* Begin Records provided *
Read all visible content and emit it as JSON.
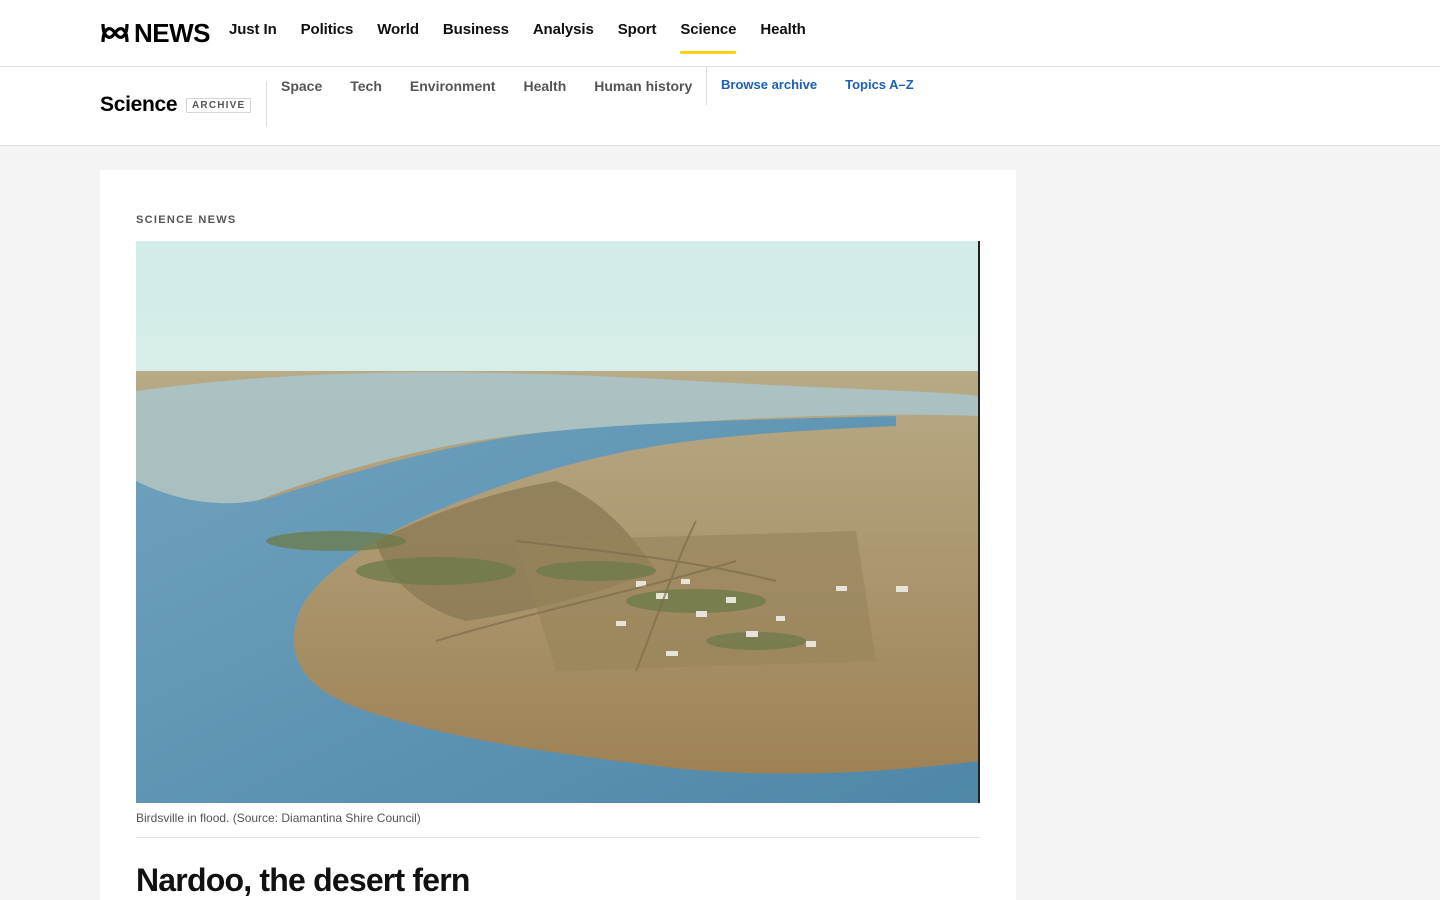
{
  "header": {
    "logo_text": "NEWS",
    "nav": [
      {
        "label": "Just In"
      },
      {
        "label": "Politics"
      },
      {
        "label": "World"
      },
      {
        "label": "Business"
      },
      {
        "label": "Analysis"
      },
      {
        "label": "Sport"
      },
      {
        "label": "Science",
        "active": true
      },
      {
        "label": "Health"
      }
    ],
    "accent_color": "#ffcf1a"
  },
  "section": {
    "title": "Science",
    "badge": "ARCHIVE",
    "subnav": [
      "Space",
      "Tech",
      "Environment",
      "Health",
      "Human history"
    ],
    "utility_links": [
      "Browse archive",
      "Topics A–Z"
    ],
    "link_color": "#1c5fb5"
  },
  "article": {
    "kicker": "SCIENCE NEWS",
    "image_description_icon": "aerial-flood-photo",
    "caption": "Birdsville in flood. (Source: Diamantina Shire Council)",
    "headline": "Nardoo, the desert fern"
  }
}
* End Records provided *
Instructions for the task — Reproduce the entries above word for word. Pictures stay out.

Complete response —
Read all visible content and emit it as JSON.
{
  "header": {
    "logo_text": "NEWS",
    "nav": [
      {
        "label": "Just In"
      },
      {
        "label": "Politics"
      },
      {
        "label": "World"
      },
      {
        "label": "Business"
      },
      {
        "label": "Analysis"
      },
      {
        "label": "Sport"
      },
      {
        "label": "Science",
        "active": true
      },
      {
        "label": "Health"
      }
    ],
    "accent_color": "#ffcf1a"
  },
  "section": {
    "title": "Science",
    "badge": "ARCHIVE",
    "subnav": [
      "Space",
      "Tech",
      "Environment",
      "Health",
      "Human history"
    ],
    "utility_links": [
      "Browse archive",
      "Topics A–Z"
    ],
    "link_color": "#1c5fb5"
  },
  "article": {
    "kicker": "SCIENCE NEWS",
    "image_description_icon": "aerial-flood-photo",
    "caption": "Birdsville in flood. (Source: Diamantina Shire Council)",
    "headline": "Nardoo, the desert fern"
  }
}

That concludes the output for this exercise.